======== Records for this exercise ========

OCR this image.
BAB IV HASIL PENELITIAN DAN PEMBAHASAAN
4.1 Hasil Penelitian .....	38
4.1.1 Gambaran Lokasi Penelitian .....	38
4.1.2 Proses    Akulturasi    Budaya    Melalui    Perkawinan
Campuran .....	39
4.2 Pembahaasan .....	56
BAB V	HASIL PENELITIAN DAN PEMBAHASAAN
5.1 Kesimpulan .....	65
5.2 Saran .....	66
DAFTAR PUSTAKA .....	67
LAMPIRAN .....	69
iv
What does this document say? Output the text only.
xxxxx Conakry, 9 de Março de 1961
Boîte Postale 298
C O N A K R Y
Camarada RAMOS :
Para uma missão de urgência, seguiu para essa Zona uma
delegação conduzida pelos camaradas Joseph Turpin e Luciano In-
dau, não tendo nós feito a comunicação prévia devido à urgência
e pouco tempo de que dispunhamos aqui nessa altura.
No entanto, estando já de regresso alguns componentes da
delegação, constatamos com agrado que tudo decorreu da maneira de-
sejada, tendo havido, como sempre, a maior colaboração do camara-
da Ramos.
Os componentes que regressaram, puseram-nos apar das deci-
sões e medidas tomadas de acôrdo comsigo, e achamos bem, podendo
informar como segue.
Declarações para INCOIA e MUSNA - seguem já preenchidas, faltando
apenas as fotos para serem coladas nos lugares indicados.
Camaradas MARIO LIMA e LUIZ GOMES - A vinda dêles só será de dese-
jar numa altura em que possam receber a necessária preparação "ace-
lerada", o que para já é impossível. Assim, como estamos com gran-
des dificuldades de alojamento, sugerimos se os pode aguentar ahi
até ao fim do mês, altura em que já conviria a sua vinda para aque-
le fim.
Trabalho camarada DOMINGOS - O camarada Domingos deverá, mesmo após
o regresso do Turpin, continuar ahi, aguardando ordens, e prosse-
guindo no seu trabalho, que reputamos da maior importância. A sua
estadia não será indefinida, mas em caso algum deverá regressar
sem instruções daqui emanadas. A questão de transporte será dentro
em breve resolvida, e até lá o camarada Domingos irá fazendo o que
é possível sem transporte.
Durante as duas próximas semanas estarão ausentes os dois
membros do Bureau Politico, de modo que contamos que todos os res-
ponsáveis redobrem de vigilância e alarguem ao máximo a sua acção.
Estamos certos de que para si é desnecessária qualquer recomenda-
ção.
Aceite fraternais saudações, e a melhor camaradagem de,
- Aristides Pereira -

========

Task: For each line in the data above that contains the string "como", extract the line.

Result below:
sejada, tendo havido, como sempre, a maior colaboração do camara-
informar como segue.
lerada", o que para já é impossível. Assim, como estamos com gran-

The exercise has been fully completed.